BEGIN TASK INPUT

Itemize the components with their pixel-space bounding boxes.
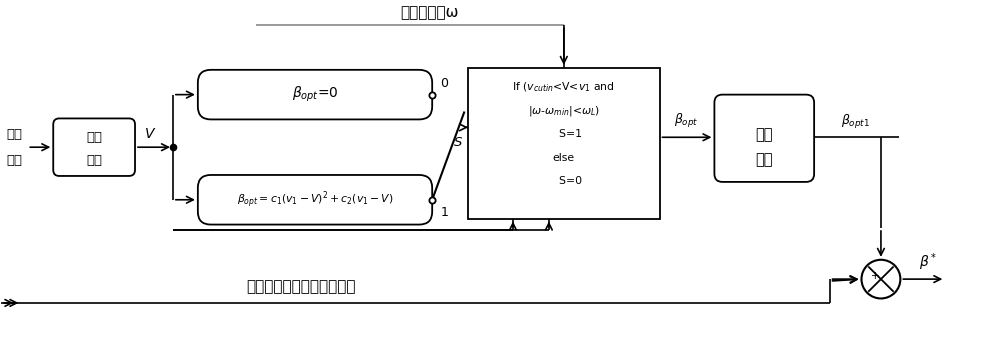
- Text: $\beta_{opt1}$: $\beta_{opt1}$: [841, 114, 871, 131]
- Text: $V$: $V$: [144, 127, 156, 141]
- Text: 1: 1: [440, 206, 448, 219]
- Text: else: else: [553, 153, 575, 162]
- Text: S=1: S=1: [545, 129, 582, 139]
- Text: $\beta_{opt}=c_1\left(v_1-V\right)^2+c_2\left(v_1-V\right)$: $\beta_{opt}=c_1\left(v_1-V\right)^2+c_2…: [237, 189, 393, 210]
- Text: 常规控制方法的桨距角给定: 常规控制方法的桨距角给定: [246, 279, 355, 294]
- FancyBboxPatch shape: [198, 70, 432, 119]
- Text: $|\omega$-$\omega_{min}|$<$\omega_L$): $|\omega$-$\omega_{min}|$<$\omega_L$): [528, 104, 600, 118]
- Text: +: +: [871, 271, 879, 281]
- FancyBboxPatch shape: [198, 175, 432, 225]
- Text: If ($v_{cutin}$<V<$v_1$ and: If ($v_{cutin}$<V<$v_1$ and: [512, 81, 615, 94]
- Text: 检测: 检测: [6, 128, 22, 141]
- Text: $\beta_{opt}$=0: $\beta_{opt}$=0: [292, 85, 338, 104]
- FancyBboxPatch shape: [53, 118, 135, 176]
- Text: 0: 0: [440, 77, 448, 90]
- Text: 滤波: 滤波: [86, 154, 102, 167]
- Text: $\beta^*$: $\beta^*$: [919, 251, 937, 273]
- Text: 指令: 指令: [756, 127, 773, 142]
- Text: 死区: 死区: [756, 153, 773, 168]
- Text: S: S: [454, 136, 462, 149]
- Text: 风速: 风速: [86, 131, 102, 144]
- FancyBboxPatch shape: [714, 95, 814, 182]
- Text: 发电机转速ω: 发电机转速ω: [401, 5, 459, 20]
- Text: 风速: 风速: [6, 154, 22, 167]
- Bar: [468, 68, 660, 219]
- Text: $\beta_{opt}$: $\beta_{opt}$: [674, 113, 699, 130]
- Text: S=0: S=0: [545, 176, 582, 186]
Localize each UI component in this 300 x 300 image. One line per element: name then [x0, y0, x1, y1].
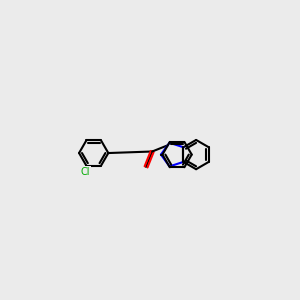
Text: Cl: Cl — [80, 167, 90, 177]
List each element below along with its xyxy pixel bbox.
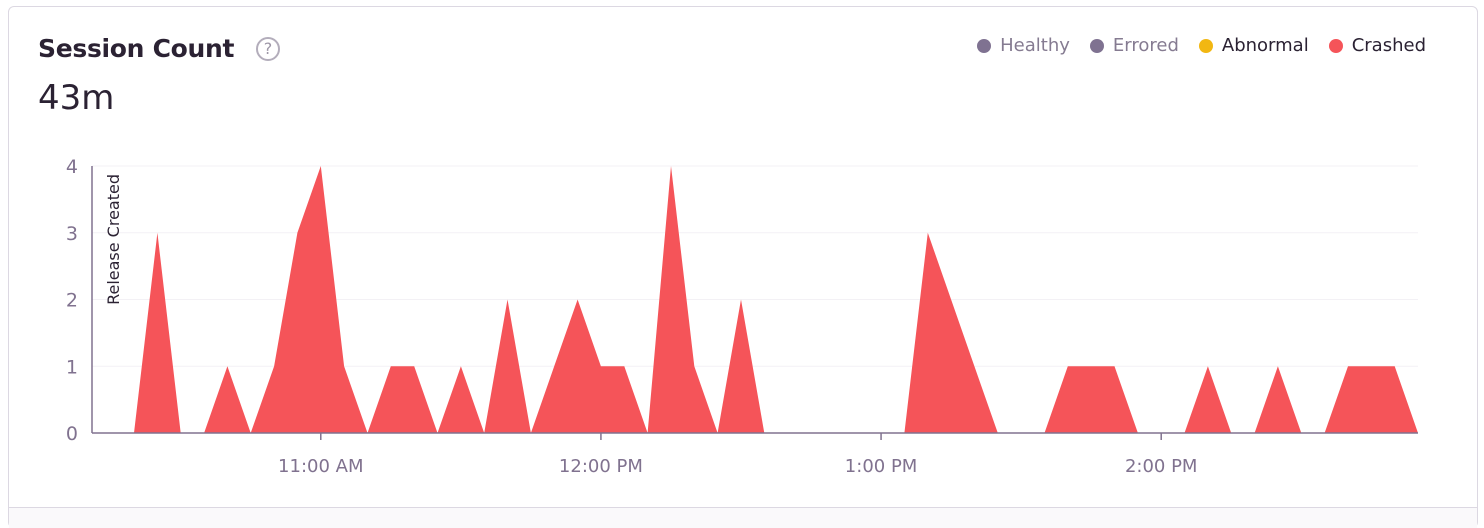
legend-dot-icon: [977, 38, 992, 53]
question-circle-icon[interactable]: ?: [256, 37, 280, 61]
release-marker-label: Release Created: [104, 174, 123, 305]
session-count-chart: 0 1 2 3 4 11:00 AM 12:00 PM 1:00 PM 2:00 PM Relea…: [66, 156, 1418, 477]
legend-item-crashed[interactable]: Crashed: [1328, 35, 1426, 56]
series-area-crashed: [134, 166, 1418, 433]
legend-dot-icon: [1089, 38, 1104, 53]
legend-label: Healthy: [1000, 35, 1070, 56]
x-tick-label: 11:00 AM: [278, 456, 363, 477]
chart-title: Session Count: [38, 34, 235, 63]
x-tick-label: 12:00 PM: [559, 456, 643, 477]
y-tick-label: 1: [66, 356, 78, 378]
x-tick-label: 2:00 PM: [1125, 456, 1198, 477]
legend-item-healthy[interactable]: Healthy: [977, 35, 1070, 56]
y-tick-label: 4: [66, 156, 78, 178]
legend-label: Crashed: [1351, 35, 1426, 56]
y-tick-label: 0: [66, 423, 78, 445]
legend-dot-icon: [1328, 38, 1343, 53]
legend-label: Abnormal: [1221, 35, 1309, 56]
legend-dot-icon: [1198, 38, 1213, 53]
y-tick-label: 3: [66, 223, 78, 245]
x-tick-label: 1:00 PM: [845, 456, 918, 477]
session-total: 43m: [38, 78, 115, 118]
legend-item-abnormal[interactable]: Abnormal: [1198, 35, 1309, 56]
legend-label: Errored: [1112, 35, 1179, 56]
chart-legend: Healthy Errored Abnormal Crashed: [977, 35, 1426, 56]
legend-item-errored[interactable]: Errored: [1089, 35, 1179, 56]
y-tick-label: 2: [66, 290, 78, 312]
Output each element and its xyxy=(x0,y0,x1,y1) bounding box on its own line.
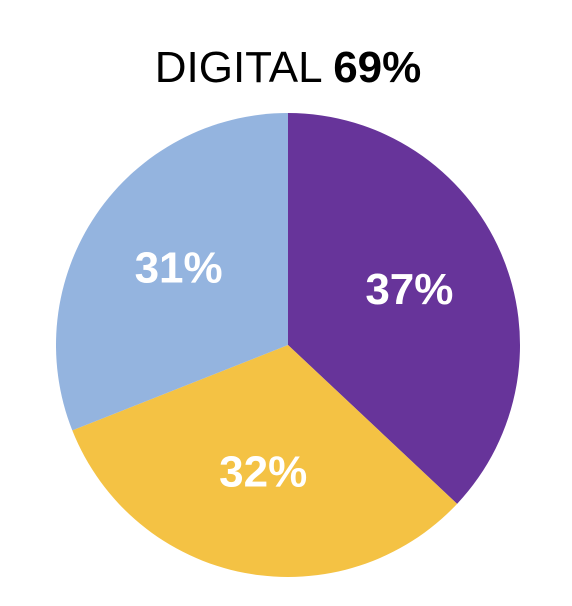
data-label: 37% xyxy=(365,265,453,314)
chart-title: DIGITAL 69% xyxy=(155,43,422,92)
title-highlight: 69% xyxy=(333,43,421,92)
title-text: DIGITAL xyxy=(155,43,322,92)
pie-slice xyxy=(72,345,458,578)
data-label: 31% xyxy=(135,243,223,292)
pie-slice xyxy=(288,113,520,504)
pie-slice xyxy=(55,113,289,431)
data-label: 32% xyxy=(219,448,307,497)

END TASK INPUT

WRITTEN PROBLEM: Print every line of the items above exactly as they appear, leaving out the pictures.

TASK RESULT:
Itemize the components with their pixel-space bounding boxes.
- Text: $\beta_{opt1}$: $\beta_{opt1}$: [841, 114, 871, 131]
- Text: $V$: $V$: [144, 127, 156, 141]
- Text: 1: 1: [440, 206, 448, 219]
- Text: else: else: [553, 153, 575, 162]
- Text: S=1: S=1: [545, 129, 582, 139]
- Text: $\beta_{opt}=c_1\left(v_1-V\right)^2+c_2\left(v_1-V\right)$: $\beta_{opt}=c_1\left(v_1-V\right)^2+c_2…: [237, 189, 393, 210]
- Text: 常规控制方法的桨距角给定: 常规控制方法的桨距角给定: [246, 279, 355, 294]
- FancyBboxPatch shape: [198, 70, 432, 119]
- Text: $|\omega$-$\omega_{min}|$<$\omega_L$): $|\omega$-$\omega_{min}|$<$\omega_L$): [528, 104, 600, 118]
- Text: +: +: [871, 271, 879, 281]
- FancyBboxPatch shape: [198, 175, 432, 225]
- Text: If ($v_{cutin}$<V<$v_1$ and: If ($v_{cutin}$<V<$v_1$ and: [512, 81, 615, 94]
- Text: 检测: 检测: [6, 128, 22, 141]
- Text: $\beta_{opt}$=0: $\beta_{opt}$=0: [292, 85, 338, 104]
- FancyBboxPatch shape: [53, 118, 135, 176]
- Text: 0: 0: [440, 77, 448, 90]
- Text: 滤波: 滤波: [86, 154, 102, 167]
- Text: $\beta^*$: $\beta^*$: [919, 251, 937, 273]
- Text: 指令: 指令: [756, 127, 773, 142]
- Text: 死区: 死区: [756, 153, 773, 168]
- Text: S: S: [454, 136, 462, 149]
- Text: 风速: 风速: [86, 131, 102, 144]
- FancyBboxPatch shape: [714, 95, 814, 182]
- Text: 发电机转速ω: 发电机转速ω: [401, 5, 459, 20]
- Text: 风速: 风速: [6, 154, 22, 167]
- Bar: [468, 68, 660, 219]
- Text: $\beta_{opt}$: $\beta_{opt}$: [674, 113, 699, 130]
- Text: S=0: S=0: [545, 176, 582, 186]
Localize each UI component in this 300 x 300 image. One line per element: name then [x0, y0, x1, y1].
Text: Cl: Cl — [80, 167, 90, 177]
List each element below along with its xyxy pixel bbox.
legend-dot-icon: [977, 38, 992, 53]
question-circle-icon[interactable]: ?: [256, 37, 280, 61]
release-marker-label: Release Created: [104, 174, 123, 305]
session-count-chart: 0 1 2 3 4 11:00 AM 12:00 PM 1:00 PM 2:00 PM Relea…: [66, 156, 1418, 477]
legend-item-crashed[interactable]: Crashed: [1328, 35, 1426, 56]
series-area-crashed: [134, 166, 1418, 433]
legend-dot-icon: [1089, 38, 1104, 53]
legend-label: Healthy: [1000, 35, 1070, 56]
x-tick-label: 11:00 AM: [278, 456, 363, 477]
chart-title: Session Count: [38, 34, 235, 63]
x-tick-label: 12:00 PM: [559, 456, 643, 477]
y-tick-label: 1: [66, 356, 78, 378]
x-tick-label: 2:00 PM: [1125, 456, 1198, 477]
legend-item-healthy[interactable]: Healthy: [977, 35, 1070, 56]
y-tick-label: 4: [66, 156, 78, 178]
legend-label: Crashed: [1351, 35, 1426, 56]
y-tick-label: 0: [66, 423, 78, 445]
legend-dot-icon: [1328, 38, 1343, 53]
legend-label: Abnormal: [1221, 35, 1309, 56]
legend-dot-icon: [1198, 38, 1213, 53]
y-tick-label: 3: [66, 223, 78, 245]
x-tick-label: 1:00 PM: [845, 456, 918, 477]
session-total: 43m: [38, 78, 115, 118]
legend-item-abnormal[interactable]: Abnormal: [1198, 35, 1309, 56]
legend-label: Errored: [1112, 35, 1179, 56]
chart-legend: Healthy Errored Abnormal Crashed: [977, 35, 1426, 56]
legend-item-errored[interactable]: Errored: [1089, 35, 1179, 56]
y-tick-label: 2: [66, 290, 78, 312]
Output each element and its xyxy=(x0,y0,x1,y1) bounding box on its own line.
data-label: 37% xyxy=(365,265,453,314)
chart-title: DIGITAL 69% xyxy=(155,43,422,92)
title-highlight: 69% xyxy=(333,43,421,92)
title-text: DIGITAL xyxy=(155,43,322,92)
pie-slice xyxy=(72,345,458,578)
data-label: 31% xyxy=(135,243,223,292)
pie-slice xyxy=(288,113,520,504)
pie-slice xyxy=(55,113,289,431)
data-label: 32% xyxy=(219,448,307,497)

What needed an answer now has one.